◆ YOUR INSTRUCTIONS
In this exercise, reproduce all the entries that follow exactly.
BEGIN
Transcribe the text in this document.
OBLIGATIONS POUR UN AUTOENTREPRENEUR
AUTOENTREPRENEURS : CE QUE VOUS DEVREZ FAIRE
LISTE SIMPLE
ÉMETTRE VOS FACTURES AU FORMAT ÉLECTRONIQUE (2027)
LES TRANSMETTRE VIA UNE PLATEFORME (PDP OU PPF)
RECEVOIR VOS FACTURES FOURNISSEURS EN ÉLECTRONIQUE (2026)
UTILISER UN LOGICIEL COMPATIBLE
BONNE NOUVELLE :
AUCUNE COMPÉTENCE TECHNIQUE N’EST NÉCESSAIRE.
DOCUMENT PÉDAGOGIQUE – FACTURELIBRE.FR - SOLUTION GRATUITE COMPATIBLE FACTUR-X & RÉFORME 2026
END
◆ EXERCISE ANSWER
Transcribe the text in this document.
OBLIGATIONS POUR UN AUTOENTREPRENEUR
AUTOENTREPRENEURS : CE QUE VOUS DEVREZ FAIRE
LISTE SIMPLE
ÉMETTRE VOS FACTURES AU FORMAT ÉLECTRONIQUE (2027)
LES TRANSMETTRE VIA UNE PLATEFORME (PDP OU PPF)
RECEVOIR VOS FACTURES FOURNISSEURS EN ÉLECTRONIQUE (2026)
UTILISER UN LOGICIEL COMPATIBLE
BONNE NOUVELLE :
AUCUNE COMPÉTENCE TECHNIQUE N’EST NÉCESSAIRE.
DOCUMENT PÉDAGOGIQUE – FACTURELIBRE.FR - SOLUTION GRATUITE COMPATIBLE FACTUR-X & RÉFORME 2026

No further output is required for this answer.